▶ WRITTEN TASK:
Check the listing below for lines that hold "into". How many are there? Please give only the number.

Extracted data entries

########################################

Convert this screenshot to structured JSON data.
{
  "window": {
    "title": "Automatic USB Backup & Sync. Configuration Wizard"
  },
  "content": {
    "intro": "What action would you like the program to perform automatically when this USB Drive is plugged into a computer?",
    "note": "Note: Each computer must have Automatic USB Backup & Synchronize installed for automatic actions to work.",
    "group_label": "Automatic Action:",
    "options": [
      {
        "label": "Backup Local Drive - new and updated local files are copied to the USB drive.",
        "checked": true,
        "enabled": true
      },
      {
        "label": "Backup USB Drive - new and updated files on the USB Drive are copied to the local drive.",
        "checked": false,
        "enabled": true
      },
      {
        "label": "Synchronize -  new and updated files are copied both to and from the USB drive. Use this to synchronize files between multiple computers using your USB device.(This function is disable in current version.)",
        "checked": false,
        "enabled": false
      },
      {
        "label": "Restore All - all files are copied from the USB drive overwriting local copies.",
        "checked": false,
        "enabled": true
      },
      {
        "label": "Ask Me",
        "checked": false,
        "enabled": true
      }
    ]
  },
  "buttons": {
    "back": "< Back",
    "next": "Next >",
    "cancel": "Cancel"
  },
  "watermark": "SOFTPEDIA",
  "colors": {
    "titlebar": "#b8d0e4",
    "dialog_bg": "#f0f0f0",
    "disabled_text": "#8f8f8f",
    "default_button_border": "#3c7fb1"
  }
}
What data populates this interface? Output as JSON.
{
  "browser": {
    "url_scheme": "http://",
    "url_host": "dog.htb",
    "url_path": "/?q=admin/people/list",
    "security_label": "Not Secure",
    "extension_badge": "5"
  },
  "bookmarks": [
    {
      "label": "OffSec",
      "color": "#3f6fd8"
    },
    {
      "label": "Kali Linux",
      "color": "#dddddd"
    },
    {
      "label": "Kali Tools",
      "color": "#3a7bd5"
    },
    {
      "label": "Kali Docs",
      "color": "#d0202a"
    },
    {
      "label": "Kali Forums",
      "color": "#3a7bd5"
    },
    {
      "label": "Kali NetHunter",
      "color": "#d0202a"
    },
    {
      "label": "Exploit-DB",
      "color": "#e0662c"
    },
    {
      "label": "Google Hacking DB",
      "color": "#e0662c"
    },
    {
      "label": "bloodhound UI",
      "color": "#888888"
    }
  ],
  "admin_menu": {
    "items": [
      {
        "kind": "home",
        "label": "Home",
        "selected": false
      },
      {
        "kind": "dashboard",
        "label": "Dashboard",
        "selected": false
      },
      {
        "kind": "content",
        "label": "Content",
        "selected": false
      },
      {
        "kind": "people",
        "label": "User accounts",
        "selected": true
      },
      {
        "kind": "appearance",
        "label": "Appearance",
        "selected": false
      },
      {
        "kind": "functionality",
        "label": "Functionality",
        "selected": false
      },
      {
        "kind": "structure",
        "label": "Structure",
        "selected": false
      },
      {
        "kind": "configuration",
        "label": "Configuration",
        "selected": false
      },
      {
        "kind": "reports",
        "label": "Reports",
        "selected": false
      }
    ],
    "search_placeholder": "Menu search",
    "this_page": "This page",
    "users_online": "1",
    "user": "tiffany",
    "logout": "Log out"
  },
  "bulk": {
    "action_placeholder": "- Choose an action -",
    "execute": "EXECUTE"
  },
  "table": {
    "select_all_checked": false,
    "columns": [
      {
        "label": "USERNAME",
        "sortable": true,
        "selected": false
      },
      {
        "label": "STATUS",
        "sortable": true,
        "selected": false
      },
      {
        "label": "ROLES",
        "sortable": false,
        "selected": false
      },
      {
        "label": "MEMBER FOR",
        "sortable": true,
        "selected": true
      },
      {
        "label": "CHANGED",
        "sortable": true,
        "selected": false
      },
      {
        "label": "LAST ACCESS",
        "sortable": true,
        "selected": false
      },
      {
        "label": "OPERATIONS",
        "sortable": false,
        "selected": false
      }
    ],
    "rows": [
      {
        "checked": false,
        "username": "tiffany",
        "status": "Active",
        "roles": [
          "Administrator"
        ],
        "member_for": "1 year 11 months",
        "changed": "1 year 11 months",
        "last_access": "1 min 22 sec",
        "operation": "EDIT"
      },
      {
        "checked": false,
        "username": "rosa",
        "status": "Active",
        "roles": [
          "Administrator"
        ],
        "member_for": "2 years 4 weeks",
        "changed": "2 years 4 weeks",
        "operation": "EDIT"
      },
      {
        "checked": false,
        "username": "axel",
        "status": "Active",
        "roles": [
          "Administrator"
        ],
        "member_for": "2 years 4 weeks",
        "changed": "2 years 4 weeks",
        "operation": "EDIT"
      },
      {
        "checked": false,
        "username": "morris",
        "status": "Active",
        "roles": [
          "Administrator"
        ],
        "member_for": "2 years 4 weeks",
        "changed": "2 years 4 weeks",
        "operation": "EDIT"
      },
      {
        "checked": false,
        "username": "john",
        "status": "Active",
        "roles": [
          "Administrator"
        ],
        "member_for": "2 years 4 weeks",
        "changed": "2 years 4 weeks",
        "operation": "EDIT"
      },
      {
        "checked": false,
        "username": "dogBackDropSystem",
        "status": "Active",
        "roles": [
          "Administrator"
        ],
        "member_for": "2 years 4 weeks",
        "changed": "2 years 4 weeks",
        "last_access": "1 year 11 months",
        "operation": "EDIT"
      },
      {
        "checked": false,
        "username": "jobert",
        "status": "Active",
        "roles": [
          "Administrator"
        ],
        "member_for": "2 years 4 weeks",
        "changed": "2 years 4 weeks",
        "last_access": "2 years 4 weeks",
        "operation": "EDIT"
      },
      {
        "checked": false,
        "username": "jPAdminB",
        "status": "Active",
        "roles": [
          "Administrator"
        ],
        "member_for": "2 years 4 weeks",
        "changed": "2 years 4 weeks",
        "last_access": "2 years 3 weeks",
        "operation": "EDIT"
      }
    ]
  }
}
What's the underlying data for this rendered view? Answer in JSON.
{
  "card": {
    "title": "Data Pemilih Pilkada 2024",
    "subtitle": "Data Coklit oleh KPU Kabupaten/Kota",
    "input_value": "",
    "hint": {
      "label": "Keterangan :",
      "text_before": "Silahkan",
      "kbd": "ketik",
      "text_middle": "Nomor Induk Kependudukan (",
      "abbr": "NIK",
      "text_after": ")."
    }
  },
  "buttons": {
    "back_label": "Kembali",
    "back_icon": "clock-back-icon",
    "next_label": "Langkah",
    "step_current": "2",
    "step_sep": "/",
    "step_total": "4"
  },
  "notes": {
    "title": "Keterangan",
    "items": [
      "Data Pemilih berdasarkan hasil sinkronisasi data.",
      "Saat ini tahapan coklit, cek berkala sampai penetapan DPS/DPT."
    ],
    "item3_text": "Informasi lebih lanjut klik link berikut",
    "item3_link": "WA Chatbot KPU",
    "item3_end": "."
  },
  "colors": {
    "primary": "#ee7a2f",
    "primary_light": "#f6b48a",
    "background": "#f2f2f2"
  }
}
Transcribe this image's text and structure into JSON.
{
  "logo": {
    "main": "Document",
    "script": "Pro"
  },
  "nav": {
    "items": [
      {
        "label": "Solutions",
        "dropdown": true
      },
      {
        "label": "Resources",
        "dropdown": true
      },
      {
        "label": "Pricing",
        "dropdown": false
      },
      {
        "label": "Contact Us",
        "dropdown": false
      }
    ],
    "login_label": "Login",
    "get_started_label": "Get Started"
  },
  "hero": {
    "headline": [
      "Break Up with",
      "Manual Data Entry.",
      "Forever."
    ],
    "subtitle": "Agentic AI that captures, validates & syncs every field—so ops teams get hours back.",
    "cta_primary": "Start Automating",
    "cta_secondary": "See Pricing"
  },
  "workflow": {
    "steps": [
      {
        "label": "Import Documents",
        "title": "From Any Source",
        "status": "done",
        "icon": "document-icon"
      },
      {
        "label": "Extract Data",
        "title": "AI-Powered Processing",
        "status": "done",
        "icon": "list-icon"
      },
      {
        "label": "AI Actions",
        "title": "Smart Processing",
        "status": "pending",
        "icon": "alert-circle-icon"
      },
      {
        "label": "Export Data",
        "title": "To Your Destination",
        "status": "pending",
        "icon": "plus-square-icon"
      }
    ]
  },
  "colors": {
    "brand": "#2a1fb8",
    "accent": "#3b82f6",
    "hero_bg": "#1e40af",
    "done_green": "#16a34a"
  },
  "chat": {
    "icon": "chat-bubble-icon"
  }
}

########################################

▶ TASK RESPONSE:
2